»»

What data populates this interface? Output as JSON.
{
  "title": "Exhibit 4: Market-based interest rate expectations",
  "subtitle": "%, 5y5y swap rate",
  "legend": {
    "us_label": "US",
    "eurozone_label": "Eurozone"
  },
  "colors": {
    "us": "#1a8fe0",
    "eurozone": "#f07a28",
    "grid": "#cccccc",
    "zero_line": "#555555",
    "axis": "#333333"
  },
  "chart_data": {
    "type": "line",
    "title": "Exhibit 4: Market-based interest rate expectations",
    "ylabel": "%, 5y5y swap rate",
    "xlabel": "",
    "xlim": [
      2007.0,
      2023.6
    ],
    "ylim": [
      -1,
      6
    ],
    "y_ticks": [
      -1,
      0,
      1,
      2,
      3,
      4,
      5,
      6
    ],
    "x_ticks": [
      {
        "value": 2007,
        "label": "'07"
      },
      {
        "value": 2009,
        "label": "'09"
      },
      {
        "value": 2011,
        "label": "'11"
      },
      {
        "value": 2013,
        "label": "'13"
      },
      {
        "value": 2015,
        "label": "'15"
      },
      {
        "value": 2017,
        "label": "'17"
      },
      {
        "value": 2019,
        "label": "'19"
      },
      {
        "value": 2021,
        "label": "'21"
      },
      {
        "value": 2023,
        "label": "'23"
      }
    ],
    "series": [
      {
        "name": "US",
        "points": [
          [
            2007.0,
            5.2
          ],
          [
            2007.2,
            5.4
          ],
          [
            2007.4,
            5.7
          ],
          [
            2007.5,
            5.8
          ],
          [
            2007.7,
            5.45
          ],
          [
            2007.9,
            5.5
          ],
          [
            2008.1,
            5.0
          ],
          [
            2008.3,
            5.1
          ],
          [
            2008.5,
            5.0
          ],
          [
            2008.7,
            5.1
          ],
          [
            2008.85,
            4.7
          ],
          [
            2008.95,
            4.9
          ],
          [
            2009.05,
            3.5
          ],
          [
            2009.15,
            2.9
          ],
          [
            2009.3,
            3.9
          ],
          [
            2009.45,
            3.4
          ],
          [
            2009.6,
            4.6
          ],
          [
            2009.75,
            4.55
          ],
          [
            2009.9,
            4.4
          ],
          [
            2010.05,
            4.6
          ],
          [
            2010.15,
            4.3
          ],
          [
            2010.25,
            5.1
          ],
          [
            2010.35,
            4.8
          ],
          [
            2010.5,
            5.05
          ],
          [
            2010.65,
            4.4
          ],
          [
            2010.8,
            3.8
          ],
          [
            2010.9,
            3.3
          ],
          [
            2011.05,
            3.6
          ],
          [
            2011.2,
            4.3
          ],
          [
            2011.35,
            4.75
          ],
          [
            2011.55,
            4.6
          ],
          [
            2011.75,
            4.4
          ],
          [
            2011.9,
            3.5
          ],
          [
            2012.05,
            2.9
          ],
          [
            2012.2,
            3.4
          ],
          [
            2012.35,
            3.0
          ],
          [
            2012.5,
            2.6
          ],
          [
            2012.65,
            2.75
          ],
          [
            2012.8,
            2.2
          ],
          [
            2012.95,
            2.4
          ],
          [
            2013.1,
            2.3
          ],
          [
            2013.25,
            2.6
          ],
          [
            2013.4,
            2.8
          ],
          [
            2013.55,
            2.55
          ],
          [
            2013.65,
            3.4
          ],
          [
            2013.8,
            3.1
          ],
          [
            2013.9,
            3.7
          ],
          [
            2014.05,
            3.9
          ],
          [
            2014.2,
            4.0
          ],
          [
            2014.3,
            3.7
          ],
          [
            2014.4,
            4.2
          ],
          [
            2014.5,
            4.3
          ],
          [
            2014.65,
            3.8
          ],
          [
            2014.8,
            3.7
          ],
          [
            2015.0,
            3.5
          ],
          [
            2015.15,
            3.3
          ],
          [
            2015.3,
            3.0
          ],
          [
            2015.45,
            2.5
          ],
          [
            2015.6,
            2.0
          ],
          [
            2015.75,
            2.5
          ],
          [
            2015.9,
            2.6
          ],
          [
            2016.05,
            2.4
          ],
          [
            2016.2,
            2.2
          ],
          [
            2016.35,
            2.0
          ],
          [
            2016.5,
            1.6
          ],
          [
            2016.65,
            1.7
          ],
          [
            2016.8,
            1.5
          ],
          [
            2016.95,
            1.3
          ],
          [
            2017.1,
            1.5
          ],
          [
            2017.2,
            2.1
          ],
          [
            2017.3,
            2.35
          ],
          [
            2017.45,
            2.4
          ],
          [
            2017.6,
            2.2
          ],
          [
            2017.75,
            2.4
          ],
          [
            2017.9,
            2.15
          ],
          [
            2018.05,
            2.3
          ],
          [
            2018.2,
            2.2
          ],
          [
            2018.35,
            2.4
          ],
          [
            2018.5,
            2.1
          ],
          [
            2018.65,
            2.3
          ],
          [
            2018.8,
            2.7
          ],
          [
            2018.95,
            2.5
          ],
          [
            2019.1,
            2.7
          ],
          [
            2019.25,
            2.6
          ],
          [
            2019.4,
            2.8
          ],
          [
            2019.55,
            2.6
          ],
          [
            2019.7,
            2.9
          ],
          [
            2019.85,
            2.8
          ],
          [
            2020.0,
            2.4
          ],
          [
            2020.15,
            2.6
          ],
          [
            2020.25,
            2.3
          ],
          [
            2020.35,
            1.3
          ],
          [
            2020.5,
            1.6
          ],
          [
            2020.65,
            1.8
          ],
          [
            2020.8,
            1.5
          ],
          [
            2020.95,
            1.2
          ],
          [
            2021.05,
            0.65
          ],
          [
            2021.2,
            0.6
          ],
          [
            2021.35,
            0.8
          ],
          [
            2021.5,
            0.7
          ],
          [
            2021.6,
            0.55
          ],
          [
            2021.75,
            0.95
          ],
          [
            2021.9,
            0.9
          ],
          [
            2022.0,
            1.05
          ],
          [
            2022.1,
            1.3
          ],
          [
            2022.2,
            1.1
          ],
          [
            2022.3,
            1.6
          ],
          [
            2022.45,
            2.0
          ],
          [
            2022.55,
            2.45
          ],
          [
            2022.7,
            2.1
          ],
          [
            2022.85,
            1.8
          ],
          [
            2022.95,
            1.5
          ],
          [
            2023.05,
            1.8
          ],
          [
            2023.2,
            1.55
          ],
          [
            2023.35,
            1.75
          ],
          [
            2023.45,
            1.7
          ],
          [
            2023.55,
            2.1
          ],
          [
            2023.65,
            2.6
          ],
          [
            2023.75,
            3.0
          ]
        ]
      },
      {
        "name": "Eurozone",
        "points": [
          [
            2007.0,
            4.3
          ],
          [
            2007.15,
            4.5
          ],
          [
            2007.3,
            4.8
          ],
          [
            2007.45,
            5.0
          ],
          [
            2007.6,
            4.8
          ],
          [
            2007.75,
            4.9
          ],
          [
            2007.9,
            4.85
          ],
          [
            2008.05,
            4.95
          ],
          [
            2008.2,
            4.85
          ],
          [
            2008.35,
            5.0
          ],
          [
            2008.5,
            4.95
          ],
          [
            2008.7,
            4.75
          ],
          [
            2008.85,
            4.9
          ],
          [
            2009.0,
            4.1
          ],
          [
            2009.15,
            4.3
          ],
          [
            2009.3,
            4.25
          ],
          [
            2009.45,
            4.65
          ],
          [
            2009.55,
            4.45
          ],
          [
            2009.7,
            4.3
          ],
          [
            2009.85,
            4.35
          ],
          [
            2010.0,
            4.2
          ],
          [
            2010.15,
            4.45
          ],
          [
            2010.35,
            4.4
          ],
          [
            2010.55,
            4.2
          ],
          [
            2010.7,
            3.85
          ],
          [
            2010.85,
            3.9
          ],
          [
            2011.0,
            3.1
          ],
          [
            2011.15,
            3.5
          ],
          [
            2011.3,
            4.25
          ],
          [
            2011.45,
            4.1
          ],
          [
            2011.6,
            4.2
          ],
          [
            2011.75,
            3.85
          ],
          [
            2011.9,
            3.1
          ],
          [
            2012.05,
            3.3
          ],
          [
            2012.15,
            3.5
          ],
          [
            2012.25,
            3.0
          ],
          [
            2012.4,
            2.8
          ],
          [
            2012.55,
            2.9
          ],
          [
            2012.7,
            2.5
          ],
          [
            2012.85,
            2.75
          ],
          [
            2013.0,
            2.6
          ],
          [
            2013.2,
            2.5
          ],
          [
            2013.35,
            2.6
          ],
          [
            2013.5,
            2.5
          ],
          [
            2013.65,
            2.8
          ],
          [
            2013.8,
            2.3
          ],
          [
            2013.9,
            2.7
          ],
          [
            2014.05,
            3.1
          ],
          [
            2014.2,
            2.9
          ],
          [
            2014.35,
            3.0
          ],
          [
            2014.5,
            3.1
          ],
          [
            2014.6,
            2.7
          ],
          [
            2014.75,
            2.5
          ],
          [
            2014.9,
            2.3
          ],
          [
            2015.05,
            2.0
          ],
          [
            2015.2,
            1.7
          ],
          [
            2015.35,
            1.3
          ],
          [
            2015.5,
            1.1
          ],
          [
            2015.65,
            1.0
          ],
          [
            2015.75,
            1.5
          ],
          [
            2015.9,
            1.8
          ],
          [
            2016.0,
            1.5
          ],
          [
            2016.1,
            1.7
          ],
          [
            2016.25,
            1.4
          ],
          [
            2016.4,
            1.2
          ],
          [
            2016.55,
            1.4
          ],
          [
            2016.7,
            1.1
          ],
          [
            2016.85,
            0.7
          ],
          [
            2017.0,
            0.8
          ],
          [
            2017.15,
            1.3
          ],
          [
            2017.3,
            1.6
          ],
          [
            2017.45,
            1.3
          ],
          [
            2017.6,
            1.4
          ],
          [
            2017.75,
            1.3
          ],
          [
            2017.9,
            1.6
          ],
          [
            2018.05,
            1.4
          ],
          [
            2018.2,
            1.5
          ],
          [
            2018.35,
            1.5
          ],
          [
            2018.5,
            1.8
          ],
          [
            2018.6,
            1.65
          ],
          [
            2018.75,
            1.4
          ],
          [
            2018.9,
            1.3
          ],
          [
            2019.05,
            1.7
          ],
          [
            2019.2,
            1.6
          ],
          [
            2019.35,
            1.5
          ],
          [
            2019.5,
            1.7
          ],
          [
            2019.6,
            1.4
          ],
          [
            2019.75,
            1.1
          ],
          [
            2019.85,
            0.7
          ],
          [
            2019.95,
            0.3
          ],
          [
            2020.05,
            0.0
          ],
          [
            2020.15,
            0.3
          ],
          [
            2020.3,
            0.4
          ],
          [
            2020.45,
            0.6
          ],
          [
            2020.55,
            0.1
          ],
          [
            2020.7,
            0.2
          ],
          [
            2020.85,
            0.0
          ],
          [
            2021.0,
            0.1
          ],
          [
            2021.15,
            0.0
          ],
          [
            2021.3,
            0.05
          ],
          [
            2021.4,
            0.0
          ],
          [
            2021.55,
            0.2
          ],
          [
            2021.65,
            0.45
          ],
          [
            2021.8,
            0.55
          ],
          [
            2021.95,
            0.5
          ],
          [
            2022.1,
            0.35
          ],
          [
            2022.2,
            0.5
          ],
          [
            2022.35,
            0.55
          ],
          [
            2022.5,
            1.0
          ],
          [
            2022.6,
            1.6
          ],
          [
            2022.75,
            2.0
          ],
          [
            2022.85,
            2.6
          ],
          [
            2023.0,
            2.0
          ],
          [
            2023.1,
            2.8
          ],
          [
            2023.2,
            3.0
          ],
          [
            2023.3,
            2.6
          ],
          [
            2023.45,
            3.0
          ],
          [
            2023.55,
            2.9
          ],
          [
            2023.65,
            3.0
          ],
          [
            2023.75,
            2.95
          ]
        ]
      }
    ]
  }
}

««

Problem statement:
From the listing above, pick out each line where the word "expectations" appears.

Exercise result:
  "title": "Exhibit 4: Market-based interest rate expectations",
    "title": "Exhibit 4: Market-based interest rate expectations",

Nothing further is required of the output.